• **Collection entries**:
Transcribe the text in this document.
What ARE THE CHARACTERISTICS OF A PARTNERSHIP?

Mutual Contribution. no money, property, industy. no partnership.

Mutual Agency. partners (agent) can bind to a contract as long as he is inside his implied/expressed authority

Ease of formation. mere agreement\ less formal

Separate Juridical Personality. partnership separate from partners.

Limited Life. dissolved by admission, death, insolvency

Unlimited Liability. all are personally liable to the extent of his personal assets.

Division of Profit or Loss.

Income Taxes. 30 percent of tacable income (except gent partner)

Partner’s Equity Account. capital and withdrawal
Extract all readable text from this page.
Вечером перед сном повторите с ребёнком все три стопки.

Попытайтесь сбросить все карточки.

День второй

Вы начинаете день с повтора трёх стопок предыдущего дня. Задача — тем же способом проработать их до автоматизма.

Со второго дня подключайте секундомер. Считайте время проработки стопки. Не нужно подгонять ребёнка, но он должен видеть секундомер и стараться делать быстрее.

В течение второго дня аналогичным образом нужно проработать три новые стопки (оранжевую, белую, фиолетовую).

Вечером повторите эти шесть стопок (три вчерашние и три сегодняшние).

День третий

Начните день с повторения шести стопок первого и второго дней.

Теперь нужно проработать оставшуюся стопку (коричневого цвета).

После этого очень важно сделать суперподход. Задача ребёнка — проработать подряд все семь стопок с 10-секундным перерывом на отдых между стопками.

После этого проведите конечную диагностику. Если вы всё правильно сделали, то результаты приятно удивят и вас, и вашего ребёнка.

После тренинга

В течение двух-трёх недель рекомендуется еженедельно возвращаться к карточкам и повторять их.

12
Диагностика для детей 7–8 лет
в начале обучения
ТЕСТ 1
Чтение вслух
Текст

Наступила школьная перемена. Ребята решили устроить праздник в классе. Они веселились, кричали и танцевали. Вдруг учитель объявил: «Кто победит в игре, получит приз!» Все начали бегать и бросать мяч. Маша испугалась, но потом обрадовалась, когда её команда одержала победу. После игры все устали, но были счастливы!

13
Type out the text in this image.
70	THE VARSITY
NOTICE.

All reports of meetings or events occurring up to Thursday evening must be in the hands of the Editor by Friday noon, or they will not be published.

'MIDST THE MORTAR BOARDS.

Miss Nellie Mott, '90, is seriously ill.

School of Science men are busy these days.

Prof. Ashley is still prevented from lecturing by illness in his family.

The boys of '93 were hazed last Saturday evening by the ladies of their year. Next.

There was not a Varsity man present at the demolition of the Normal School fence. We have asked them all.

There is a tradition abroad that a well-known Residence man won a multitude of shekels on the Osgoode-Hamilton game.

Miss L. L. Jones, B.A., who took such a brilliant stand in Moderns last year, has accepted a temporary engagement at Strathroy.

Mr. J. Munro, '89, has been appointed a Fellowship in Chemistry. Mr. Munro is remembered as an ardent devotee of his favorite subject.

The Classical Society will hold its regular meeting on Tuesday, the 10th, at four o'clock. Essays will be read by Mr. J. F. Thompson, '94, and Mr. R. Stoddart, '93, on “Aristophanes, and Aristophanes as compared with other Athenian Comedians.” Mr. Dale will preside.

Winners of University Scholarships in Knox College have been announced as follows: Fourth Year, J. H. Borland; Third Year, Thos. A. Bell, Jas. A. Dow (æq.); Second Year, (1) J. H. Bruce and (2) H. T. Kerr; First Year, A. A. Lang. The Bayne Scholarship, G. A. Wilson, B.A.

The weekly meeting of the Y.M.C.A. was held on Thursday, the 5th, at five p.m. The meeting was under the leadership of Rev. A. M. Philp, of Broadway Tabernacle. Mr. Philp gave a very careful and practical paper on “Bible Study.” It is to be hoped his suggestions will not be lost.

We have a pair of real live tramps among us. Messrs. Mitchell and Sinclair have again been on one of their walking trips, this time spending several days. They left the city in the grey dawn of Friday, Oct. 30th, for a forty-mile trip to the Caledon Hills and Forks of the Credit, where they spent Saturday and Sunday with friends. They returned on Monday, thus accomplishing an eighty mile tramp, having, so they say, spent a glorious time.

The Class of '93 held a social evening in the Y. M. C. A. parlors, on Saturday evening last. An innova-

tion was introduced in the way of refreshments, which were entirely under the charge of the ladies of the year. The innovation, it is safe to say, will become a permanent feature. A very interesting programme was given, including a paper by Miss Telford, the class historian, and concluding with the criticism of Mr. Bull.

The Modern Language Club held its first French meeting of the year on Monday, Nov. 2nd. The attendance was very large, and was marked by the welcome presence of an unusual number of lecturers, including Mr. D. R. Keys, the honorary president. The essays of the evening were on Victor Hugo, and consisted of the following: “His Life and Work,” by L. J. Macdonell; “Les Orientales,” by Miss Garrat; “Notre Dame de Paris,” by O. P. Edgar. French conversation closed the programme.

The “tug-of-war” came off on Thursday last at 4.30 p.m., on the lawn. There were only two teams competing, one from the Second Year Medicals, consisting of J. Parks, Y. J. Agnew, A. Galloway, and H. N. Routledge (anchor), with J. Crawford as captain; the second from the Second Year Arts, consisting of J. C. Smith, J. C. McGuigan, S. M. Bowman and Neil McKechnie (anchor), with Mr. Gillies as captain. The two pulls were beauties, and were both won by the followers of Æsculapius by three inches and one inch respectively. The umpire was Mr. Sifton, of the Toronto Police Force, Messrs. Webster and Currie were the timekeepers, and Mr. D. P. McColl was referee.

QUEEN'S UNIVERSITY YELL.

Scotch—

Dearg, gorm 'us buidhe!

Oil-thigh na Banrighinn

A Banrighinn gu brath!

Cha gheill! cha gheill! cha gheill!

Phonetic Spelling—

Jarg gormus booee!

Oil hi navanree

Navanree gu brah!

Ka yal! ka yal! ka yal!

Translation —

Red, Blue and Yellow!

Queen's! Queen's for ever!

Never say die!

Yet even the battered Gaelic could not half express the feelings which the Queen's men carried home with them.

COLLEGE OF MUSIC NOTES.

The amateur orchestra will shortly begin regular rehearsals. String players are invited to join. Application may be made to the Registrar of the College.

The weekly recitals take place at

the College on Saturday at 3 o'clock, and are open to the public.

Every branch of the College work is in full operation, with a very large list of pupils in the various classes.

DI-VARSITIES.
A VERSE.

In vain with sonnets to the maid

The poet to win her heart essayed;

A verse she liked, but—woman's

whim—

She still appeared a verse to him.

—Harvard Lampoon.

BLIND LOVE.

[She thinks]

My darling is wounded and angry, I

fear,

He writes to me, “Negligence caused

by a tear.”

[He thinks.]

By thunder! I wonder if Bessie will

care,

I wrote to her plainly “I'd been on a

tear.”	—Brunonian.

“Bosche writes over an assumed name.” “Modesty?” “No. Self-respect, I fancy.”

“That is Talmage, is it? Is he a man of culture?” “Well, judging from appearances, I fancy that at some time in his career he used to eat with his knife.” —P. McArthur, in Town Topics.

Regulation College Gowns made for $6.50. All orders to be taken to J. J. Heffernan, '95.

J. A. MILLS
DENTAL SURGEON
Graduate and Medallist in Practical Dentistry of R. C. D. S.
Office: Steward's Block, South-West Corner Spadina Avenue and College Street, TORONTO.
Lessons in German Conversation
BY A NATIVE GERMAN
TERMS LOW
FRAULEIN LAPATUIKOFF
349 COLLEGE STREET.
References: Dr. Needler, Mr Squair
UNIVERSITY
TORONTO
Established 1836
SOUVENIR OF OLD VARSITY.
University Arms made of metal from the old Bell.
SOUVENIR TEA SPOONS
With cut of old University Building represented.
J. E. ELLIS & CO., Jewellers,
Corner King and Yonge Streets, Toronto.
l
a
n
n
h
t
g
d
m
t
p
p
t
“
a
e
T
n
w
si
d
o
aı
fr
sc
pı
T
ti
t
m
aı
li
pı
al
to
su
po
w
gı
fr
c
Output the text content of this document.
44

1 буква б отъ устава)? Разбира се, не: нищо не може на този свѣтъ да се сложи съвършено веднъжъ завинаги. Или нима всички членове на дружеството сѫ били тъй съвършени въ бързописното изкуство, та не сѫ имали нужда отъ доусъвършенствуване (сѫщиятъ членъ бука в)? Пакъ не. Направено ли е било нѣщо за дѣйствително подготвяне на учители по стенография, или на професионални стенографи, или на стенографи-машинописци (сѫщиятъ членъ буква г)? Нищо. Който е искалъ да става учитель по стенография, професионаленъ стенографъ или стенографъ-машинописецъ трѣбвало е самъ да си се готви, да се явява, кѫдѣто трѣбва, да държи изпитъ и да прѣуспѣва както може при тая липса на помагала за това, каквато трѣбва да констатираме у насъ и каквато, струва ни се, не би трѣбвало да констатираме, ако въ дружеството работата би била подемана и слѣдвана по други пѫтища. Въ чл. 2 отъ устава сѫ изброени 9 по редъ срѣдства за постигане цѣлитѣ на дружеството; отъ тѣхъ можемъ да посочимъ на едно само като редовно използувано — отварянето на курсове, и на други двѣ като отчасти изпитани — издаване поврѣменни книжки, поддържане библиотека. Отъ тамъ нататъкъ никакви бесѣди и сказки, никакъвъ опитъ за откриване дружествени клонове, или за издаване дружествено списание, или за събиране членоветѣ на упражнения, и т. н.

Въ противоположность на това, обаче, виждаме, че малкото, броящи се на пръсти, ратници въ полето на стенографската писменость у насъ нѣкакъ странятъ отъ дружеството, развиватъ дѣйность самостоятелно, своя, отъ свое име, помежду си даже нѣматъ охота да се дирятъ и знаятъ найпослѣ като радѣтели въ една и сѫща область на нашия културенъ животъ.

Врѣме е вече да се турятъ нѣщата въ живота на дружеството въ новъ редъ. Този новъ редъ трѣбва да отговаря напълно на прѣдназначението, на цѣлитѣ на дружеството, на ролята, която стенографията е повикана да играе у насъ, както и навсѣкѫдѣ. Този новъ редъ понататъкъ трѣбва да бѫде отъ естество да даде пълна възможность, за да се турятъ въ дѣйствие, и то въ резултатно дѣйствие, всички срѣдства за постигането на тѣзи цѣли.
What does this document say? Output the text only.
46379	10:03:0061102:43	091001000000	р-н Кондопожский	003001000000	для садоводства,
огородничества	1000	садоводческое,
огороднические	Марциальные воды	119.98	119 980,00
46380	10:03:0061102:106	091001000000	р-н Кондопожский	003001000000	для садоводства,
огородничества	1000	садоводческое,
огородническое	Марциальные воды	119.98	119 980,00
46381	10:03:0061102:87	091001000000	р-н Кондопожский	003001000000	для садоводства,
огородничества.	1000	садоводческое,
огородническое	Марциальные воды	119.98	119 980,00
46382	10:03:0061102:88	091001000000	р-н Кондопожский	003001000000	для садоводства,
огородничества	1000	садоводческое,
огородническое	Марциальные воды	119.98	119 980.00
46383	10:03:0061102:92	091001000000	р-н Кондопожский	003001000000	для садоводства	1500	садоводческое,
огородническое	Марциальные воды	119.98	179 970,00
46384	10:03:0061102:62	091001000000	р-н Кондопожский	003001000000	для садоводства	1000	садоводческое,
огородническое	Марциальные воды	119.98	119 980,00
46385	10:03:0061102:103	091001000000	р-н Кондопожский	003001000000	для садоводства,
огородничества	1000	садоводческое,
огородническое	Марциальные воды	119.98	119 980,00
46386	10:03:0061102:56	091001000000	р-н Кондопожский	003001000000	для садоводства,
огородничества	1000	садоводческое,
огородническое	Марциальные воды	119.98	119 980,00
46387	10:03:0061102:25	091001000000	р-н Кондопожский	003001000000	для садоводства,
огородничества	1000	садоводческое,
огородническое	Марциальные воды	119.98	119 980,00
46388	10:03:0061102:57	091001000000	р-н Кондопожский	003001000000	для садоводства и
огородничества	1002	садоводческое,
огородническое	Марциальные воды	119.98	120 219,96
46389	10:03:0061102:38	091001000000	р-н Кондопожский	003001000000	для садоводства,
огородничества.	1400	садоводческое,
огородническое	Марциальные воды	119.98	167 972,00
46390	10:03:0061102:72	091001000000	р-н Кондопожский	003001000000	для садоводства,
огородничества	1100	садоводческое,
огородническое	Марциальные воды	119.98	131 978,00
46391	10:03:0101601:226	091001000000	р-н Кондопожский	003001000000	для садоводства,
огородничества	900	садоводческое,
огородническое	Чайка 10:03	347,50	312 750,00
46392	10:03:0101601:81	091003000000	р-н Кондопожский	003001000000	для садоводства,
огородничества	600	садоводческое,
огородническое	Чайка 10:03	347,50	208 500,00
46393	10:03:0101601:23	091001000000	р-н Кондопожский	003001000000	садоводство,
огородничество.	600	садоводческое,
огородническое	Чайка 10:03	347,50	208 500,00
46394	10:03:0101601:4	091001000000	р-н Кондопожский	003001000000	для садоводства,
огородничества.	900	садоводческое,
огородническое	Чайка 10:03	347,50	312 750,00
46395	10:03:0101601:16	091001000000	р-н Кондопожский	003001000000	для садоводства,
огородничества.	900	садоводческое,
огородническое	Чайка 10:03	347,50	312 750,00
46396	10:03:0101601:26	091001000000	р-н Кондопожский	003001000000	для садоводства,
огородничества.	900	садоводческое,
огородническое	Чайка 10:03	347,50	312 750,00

• **YOUR OBJECTIVE**: Which lines hold the string "После"? List them all.

• **ANSWER TO THE PROBLEM**:
После этого очень важно сделать суперподход. Задача ребёнка — проработать подряд все семь стопок с 10-секундным перерывом на отдых между стопками.
После этого проведите конечную диагностику. Если вы всё правильно сделали, то результаты приятно удивят и вас, и вашего ребёнка.
После тренинга
Наступила школьная перемена. Ребята решили устроить праздник в классе. Они веселились, кричали и танцевали. Вдруг учитель объявил: «Кто победит в игре, получит приз!» Все начали бегать и бросать мяч. Маша испугалась, но потом обрадовалась, когда её команда одержала победу. После игры все устали, но были счастливы!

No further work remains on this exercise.